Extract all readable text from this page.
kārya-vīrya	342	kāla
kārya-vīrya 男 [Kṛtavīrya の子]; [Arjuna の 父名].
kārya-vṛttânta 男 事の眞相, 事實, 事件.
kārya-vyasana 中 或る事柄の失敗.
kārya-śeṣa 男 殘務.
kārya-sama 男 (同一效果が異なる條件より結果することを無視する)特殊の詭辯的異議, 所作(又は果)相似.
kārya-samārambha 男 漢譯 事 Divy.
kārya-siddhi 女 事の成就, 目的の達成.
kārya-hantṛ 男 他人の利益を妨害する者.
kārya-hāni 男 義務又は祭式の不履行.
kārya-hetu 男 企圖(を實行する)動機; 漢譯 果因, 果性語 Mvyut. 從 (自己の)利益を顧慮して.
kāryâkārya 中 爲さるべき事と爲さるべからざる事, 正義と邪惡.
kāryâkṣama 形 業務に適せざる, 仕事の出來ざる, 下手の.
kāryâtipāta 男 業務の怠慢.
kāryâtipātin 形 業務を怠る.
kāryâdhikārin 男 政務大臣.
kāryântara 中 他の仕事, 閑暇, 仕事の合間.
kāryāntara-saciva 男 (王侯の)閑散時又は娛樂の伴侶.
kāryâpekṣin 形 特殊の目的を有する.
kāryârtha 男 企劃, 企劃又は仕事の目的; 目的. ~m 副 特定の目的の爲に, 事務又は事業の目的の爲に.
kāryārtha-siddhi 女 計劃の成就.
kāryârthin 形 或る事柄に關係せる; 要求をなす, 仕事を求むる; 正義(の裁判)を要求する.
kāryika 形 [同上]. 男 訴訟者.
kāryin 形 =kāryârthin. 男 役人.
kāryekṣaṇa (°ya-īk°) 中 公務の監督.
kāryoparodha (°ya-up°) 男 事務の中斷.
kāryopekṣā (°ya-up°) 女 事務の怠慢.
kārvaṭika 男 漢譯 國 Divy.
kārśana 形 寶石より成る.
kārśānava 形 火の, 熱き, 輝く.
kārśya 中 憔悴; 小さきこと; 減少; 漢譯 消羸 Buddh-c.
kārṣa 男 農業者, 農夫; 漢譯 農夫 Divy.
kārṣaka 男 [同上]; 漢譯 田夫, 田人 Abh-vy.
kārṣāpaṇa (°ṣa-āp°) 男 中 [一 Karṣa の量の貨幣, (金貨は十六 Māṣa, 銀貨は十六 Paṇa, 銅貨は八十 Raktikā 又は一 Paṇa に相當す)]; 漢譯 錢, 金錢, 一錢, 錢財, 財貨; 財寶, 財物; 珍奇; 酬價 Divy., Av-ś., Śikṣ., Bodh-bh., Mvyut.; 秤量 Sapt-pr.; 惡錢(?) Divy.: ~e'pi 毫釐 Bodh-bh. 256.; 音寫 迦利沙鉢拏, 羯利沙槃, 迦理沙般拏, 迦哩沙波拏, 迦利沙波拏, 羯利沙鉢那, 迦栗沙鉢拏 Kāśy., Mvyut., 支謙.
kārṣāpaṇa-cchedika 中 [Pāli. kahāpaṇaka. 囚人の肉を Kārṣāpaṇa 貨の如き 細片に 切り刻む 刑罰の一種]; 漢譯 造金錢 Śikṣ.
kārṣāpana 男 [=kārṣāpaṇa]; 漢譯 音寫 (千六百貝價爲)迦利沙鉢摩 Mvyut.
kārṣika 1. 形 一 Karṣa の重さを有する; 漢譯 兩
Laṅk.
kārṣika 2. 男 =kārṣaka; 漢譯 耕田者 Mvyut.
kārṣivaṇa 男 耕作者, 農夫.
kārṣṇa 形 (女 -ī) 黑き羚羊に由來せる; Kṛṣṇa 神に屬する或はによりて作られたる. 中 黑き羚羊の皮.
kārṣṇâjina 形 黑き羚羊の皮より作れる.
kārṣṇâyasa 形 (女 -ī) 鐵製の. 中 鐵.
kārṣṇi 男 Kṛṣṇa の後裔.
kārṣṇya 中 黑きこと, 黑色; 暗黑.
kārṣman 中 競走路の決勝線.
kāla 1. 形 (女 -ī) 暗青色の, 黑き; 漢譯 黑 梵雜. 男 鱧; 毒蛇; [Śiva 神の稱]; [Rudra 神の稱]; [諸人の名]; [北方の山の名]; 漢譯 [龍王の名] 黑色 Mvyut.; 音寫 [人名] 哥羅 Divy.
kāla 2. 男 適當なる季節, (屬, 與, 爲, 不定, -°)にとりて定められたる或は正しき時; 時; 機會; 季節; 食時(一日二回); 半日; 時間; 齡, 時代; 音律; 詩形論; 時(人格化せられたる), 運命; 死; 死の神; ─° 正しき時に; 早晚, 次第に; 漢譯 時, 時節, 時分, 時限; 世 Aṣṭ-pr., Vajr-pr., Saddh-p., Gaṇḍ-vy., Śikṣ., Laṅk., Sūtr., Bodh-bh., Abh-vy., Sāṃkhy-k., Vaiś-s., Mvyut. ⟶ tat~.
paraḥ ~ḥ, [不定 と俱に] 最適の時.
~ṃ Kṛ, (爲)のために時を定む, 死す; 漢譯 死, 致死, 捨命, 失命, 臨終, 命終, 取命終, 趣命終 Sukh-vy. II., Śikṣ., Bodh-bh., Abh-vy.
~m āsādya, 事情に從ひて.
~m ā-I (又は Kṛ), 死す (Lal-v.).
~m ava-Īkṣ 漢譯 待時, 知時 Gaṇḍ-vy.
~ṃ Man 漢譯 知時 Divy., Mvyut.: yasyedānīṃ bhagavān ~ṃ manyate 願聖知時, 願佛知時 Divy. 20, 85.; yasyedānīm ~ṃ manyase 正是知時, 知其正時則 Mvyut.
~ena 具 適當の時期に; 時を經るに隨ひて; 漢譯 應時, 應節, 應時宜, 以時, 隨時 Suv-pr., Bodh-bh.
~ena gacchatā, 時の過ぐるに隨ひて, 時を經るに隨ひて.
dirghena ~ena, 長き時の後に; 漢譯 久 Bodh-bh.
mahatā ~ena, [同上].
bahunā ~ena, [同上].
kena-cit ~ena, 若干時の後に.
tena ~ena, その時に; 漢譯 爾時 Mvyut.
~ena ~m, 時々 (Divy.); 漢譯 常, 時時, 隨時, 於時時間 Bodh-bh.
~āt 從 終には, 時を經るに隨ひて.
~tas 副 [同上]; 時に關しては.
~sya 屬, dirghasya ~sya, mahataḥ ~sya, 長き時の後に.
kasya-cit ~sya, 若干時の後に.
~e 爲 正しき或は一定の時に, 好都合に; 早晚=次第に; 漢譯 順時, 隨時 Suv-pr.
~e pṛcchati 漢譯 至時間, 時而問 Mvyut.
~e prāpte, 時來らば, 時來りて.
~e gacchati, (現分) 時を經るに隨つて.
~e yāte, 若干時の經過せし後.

== == ==

*WRITTEN EXERCISE*
Each entry is to be returned in full, character for character.

*RESPONSE FOR THIS EXERCISE*
Extract all readable text from this page.
kārya-vīrya	342	kāla
kārya-vīrya 男 [Kṛtavīrya の子]; [Arjuna の 父名].
kārya-vṛttânta 男 事の眞相, 事實, 事件.
kārya-vyasana 中 或る事柄の失敗.
kārya-śeṣa 男 殘務.
kārya-sama 男 (同一效果が異なる條件より結果することを無視する)特殊の詭辯的異議, 所作(又は果)相似.
kārya-samārambha 男 漢譯 事 Divy.
kārya-siddhi 女 事の成就, 目的の達成.
kārya-hantṛ 男 他人の利益を妨害する者.
kārya-hāni 男 義務又は祭式の不履行.
kārya-hetu 男 企圖(を實行する)動機; 漢譯 果因, 果性語 Mvyut. 從 (自己の)利益を顧慮して.
kāryâkārya 中 爲さるべき事と爲さるべからざる事, 正義と邪惡.
kāryâkṣama 形 業務に適せざる, 仕事の出來ざる, 下手の.
kāryâtipāta 男 業務の怠慢.
kāryâtipātin 形 業務を怠る.
kāryâdhikārin 男 政務大臣.
kāryântara 中 他の仕事, 閑暇, 仕事の合間.
kāryāntara-saciva 男 (王侯の)閑散時又は娛樂の伴侶.
kāryâpekṣin 形 特殊の目的を有する.
kāryârtha 男 企劃, 企劃又は仕事の目的; 目的. ~m 副 特定の目的の爲に, 事務又は事業の目的の爲に.
kāryārtha-siddhi 女 計劃の成就.
kāryârthin 形 或る事柄に關係せる; 要求をなす, 仕事を求むる; 正義(の裁判)を要求する.
kāryika 形 [同上]. 男 訴訟者.
kāryin 形 =kāryârthin. 男 役人.
kāryekṣaṇa (°ya-īk°) 中 公務の監督.
kāryoparodha (°ya-up°) 男 事務の中斷.
kāryopekṣā (°ya-up°) 女 事務の怠慢.
kārvaṭika 男 漢譯 國 Divy.
kārśana 形 寶石より成る.
kārśānava 形 火の, 熱き, 輝く.
kārśya 中 憔悴; 小さきこと; 減少; 漢譯 消羸 Buddh-c.
kārṣa 男 農業者, 農夫; 漢譯 農夫 Divy.
kārṣaka 男 [同上]; 漢譯 田夫, 田人 Abh-vy.
kārṣāpaṇa (°ṣa-āp°) 男 中 [一 Karṣa の量の貨幣, (金貨は十六 Māṣa, 銀貨は十六 Paṇa, 銅貨は八十 Raktikā 又は一 Paṇa に相當す)]; 漢譯 錢, 金錢, 一錢, 錢財, 財貨; 財寶, 財物; 珍奇; 酬價 Divy., Av-ś., Śikṣ., Bodh-bh., Mvyut.; 秤量 Sapt-pr.; 惡錢(?) Divy.: ~e'pi 毫釐 Bodh-bh. 256.; 音寫 迦利沙鉢拏, 羯利沙槃, 迦理沙般拏, 迦哩沙波拏, 迦利沙波拏, 羯利沙鉢那, 迦栗沙鉢拏 Kāśy., Mvyut., 支謙.
kārṣāpaṇa-cchedika 中 [Pāli. kahāpaṇaka. 囚人の肉を Kārṣāpaṇa 貨の如き 細片に 切り刻む 刑罰の一種]; 漢譯 造金錢 Śikṣ.
kārṣāpana 男 [=kārṣāpaṇa]; 漢譯 音寫 (千六百貝價爲)迦利沙鉢摩 Mvyut.
kārṣika 1. 形 一 Karṣa の重さを有する; 漢譯 兩
Laṅk.
kārṣika 2. 男 =kārṣaka; 漢譯 耕田者 Mvyut.
kārṣivaṇa 男 耕作者, 農夫.
kārṣṇa 形 (女 -ī) 黑き羚羊に由來せる; Kṛṣṇa 神に屬する或はによりて作られたる. 中 黑き羚羊の皮.
kārṣṇâjina 形 黑き羚羊の皮より作れる.
kārṣṇâyasa 形 (女 -ī) 鐵製の. 中 鐵.
kārṣṇi 男 Kṛṣṇa の後裔.
kārṣṇya 中 黑きこと, 黑色; 暗黑.
kārṣman 中 競走路の決勝線.
kāla 1. 形 (女 -ī) 暗青色の, 黑き; 漢譯 黑 梵雜. 男 鱧; 毒蛇; [Śiva 神の稱]; [Rudra 神の稱]; [諸人の名]; [北方の山の名]; 漢譯 [龍王の名] 黑色 Mvyut.; 音寫 [人名] 哥羅 Divy.
kāla 2. 男 適當なる季節, (屬, 與, 爲, 不定, -°)にとりて定められたる或は正しき時; 時; 機會; 季節; 食時(一日二回); 半日; 時間; 齡, 時代; 音律; 詩形論; 時(人格化せられたる), 運命; 死; 死の神; ─° 正しき時に; 早晚, 次第に; 漢譯 時, 時節, 時分, 時限; 世 Aṣṭ-pr., Vajr-pr., Saddh-p., Gaṇḍ-vy., Śikṣ., Laṅk., Sūtr., Bodh-bh., Abh-vy., Sāṃkhy-k., Vaiś-s., Mvyut. ⟶ tat~.
paraḥ ~ḥ, [不定 と俱に] 最適の時.
~ṃ Kṛ, (爲)のために時を定む, 死す; 漢譯 死, 致死, 捨命, 失命, 臨終, 命終, 取命終, 趣命終 Sukh-vy. II., Śikṣ., Bodh-bh., Abh-vy.
~m āsādya, 事情に從ひて.
~m ā-I (又は Kṛ), 死す (Lal-v.).
~m ava-Īkṣ 漢譯 待時, 知時 Gaṇḍ-vy.
~ṃ Man 漢譯 知時 Divy., Mvyut.: yasyedānīṃ bhagavān ~ṃ manyate 願聖知時, 願佛知時 Divy. 20, 85.; yasyedānīm ~ṃ manyase 正是知時, 知其正時則 Mvyut.
~ena 具 適當の時期に; 時を經るに隨ひて; 漢譯 應時, 應節, 應時宜, 以時, 隨時 Suv-pr., Bodh-bh.
~ena gacchatā, 時の過ぐるに隨ひて, 時を經るに隨ひて.
dirghena ~ena, 長き時の後に; 漢譯 久 Bodh-bh.
mahatā ~ena, [同上].
bahunā ~ena, [同上].
kena-cit ~ena, 若干時の後に.
tena ~ena, その時に; 漢譯 爾時 Mvyut.
~ena ~m, 時々 (Divy.); 漢譯 常, 時時, 隨時, 於時時間 Bodh-bh.
~āt 從 終には, 時を經るに隨ひて.
~tas 副 [同上]; 時に關しては.
~sya 屬, dirghasya ~sya, mahataḥ ~sya, 長き時の後に.
kasya-cit ~sya, 若干時の後に.
~e 爲 正しき或は一定の時に, 好都合に; 早晚=次第に; 漢譯 順時, 隨時 Suv-pr.
~e pṛcchati 漢譯 至時間, 時而問 Mvyut.
~e prāpte, 時來らば, 時來りて.
~e gacchati, (現分) 時を經るに隨つて.
~e yāte, 若干時の經過せし後.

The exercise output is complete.